## Given problem
Below are entries; tally how many lines hold the string "adrianmts" and answer with only that figure.
[start Input records]
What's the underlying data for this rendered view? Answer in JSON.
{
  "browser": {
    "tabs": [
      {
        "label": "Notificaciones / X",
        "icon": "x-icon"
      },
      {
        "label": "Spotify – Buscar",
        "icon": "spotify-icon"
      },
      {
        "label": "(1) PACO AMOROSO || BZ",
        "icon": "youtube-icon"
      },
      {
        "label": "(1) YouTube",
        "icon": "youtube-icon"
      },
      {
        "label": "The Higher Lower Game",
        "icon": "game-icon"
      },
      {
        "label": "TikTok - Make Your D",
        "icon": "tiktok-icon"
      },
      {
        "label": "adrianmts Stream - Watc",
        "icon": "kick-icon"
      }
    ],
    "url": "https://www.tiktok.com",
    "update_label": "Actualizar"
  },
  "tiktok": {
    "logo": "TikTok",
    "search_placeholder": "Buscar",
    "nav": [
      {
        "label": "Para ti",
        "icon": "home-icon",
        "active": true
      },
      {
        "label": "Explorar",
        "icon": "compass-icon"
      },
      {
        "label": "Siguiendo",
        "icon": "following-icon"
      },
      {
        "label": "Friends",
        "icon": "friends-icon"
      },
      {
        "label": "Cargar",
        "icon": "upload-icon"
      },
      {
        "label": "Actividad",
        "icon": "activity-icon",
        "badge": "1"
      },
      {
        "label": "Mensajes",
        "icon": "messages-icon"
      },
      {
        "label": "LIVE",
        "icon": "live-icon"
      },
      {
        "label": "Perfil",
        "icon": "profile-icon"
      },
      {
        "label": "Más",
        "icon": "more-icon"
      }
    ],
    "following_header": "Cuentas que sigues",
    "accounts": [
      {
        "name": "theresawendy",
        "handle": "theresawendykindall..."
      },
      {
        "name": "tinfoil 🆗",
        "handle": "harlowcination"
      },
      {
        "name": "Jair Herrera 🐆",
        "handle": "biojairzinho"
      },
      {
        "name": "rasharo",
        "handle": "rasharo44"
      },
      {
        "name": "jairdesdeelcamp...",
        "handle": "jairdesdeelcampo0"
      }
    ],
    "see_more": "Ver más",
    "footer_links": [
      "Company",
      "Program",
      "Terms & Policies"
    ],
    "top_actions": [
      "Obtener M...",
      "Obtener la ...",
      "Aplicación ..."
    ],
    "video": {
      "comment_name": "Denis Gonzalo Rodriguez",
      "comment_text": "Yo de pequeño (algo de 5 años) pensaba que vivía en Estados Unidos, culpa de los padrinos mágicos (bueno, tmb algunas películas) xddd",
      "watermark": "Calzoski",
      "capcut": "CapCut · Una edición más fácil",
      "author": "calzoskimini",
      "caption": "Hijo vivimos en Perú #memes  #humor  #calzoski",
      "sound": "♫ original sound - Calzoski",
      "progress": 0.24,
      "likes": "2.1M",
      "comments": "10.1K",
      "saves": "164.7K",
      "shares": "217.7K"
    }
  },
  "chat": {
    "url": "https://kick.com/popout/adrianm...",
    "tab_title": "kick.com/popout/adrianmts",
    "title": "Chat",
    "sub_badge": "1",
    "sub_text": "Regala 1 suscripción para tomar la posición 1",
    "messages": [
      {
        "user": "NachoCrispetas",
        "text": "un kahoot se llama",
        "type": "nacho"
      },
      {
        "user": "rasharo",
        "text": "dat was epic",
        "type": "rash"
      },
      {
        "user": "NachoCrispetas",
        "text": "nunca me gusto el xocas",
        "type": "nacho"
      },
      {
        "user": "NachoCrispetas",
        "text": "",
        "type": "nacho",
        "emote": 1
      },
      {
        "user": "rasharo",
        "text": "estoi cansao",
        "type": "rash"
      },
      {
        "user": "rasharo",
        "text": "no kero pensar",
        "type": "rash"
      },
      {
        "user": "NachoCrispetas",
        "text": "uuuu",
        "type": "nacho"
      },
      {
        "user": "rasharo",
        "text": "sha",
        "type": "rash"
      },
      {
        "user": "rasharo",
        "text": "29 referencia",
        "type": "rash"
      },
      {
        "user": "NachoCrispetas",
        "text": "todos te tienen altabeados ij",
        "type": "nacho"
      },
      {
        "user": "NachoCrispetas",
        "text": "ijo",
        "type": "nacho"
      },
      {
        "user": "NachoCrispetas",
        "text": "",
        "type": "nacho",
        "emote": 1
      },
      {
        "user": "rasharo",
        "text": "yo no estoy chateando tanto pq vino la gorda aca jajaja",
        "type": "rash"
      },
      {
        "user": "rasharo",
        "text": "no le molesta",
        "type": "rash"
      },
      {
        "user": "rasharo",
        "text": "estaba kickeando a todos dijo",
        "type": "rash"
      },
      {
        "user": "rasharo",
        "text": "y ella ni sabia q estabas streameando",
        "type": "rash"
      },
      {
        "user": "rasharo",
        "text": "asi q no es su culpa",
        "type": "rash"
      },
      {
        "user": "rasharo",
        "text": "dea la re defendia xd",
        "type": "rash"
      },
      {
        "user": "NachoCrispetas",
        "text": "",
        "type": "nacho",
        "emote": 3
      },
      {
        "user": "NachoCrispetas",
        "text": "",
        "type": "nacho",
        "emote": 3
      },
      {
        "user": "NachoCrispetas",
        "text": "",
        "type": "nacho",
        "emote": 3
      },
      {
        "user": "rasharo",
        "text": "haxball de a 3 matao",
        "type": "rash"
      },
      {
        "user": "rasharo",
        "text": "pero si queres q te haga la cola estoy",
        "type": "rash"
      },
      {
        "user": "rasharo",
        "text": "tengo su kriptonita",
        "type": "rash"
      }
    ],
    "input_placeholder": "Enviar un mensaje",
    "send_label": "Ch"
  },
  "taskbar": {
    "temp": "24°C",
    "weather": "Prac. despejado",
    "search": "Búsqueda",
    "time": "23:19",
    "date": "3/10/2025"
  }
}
[end Input records]
## Solution to the exercise
2